- _Data entries_
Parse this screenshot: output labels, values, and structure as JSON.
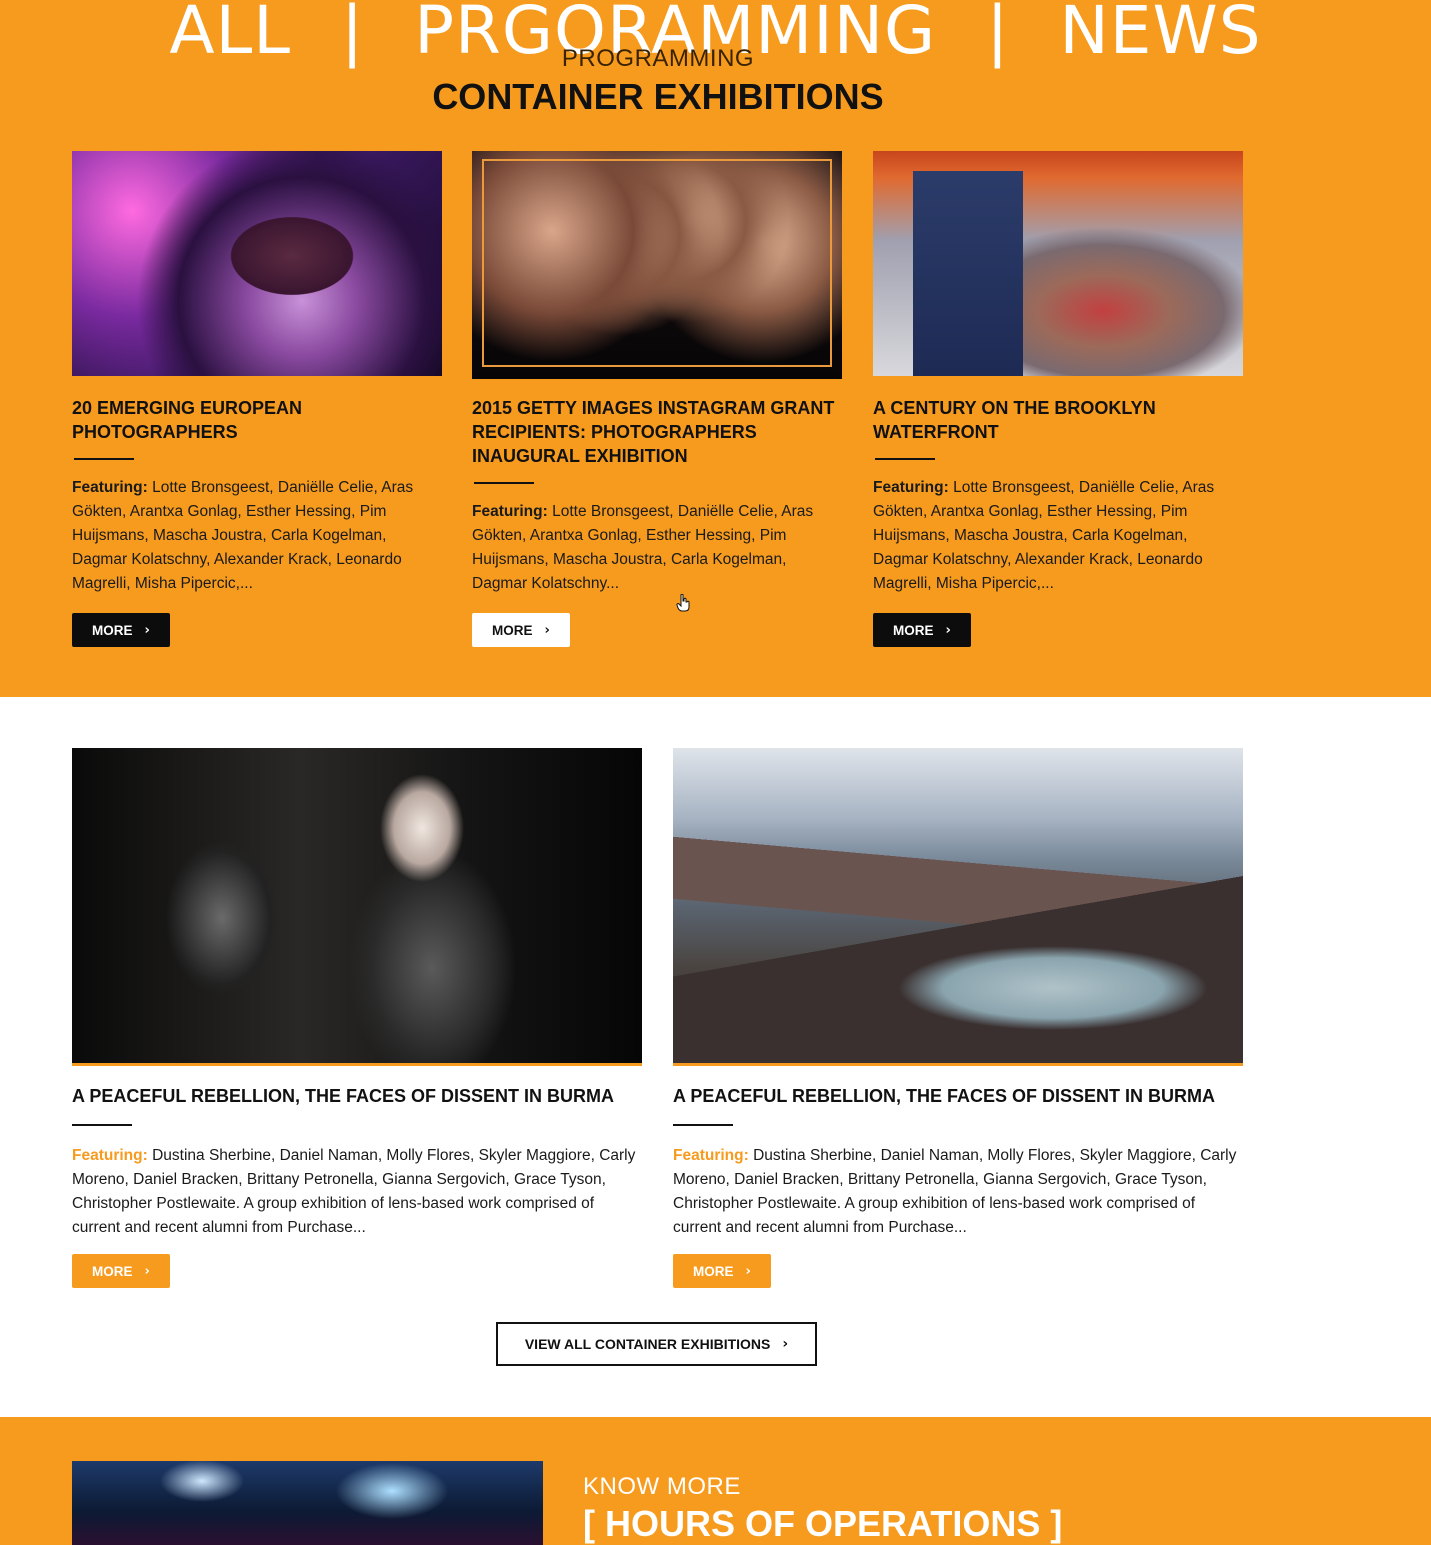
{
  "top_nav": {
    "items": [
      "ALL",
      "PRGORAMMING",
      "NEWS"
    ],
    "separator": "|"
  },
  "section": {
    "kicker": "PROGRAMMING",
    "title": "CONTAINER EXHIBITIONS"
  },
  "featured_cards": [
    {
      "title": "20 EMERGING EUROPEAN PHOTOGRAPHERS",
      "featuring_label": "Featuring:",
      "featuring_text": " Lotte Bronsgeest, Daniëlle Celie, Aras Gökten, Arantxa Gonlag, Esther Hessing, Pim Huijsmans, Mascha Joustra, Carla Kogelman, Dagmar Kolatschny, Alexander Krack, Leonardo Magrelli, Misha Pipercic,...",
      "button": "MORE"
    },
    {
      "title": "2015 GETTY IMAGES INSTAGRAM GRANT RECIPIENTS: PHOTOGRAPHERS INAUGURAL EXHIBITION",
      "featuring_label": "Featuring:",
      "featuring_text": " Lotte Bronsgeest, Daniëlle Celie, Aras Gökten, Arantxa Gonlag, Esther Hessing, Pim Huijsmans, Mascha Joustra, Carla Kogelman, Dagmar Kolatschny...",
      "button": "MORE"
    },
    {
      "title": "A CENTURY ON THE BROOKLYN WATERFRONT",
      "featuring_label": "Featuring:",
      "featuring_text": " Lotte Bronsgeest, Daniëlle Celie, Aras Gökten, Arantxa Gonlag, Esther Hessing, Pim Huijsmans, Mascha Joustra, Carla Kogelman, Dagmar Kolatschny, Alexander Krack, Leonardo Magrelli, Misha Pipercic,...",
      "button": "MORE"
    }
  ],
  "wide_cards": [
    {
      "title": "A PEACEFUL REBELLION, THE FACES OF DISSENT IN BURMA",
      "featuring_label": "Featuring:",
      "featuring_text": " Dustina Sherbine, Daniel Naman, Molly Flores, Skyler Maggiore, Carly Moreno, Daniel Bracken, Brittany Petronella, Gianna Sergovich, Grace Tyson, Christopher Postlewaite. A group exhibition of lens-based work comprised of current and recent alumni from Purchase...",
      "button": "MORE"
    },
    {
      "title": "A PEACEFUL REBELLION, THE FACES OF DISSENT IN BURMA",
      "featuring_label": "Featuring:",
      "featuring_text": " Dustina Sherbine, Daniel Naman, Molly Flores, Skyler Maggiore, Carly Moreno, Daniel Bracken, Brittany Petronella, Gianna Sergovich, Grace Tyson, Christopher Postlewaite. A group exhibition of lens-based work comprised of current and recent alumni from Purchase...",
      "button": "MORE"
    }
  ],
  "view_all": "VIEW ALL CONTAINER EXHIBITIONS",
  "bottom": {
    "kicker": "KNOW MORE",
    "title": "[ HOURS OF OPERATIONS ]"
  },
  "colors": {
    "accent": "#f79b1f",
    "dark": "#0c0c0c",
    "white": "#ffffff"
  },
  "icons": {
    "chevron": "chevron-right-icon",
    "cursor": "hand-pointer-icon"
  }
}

- _What you are asked to do_
From the data above, copy each line where the string "EXHIBITIONS" appears.

- _Solution to this problem_
    "title": "CONTAINER EXHIBITIONS"
  "view_all": "VIEW ALL CONTAINER EXHIBITIONS",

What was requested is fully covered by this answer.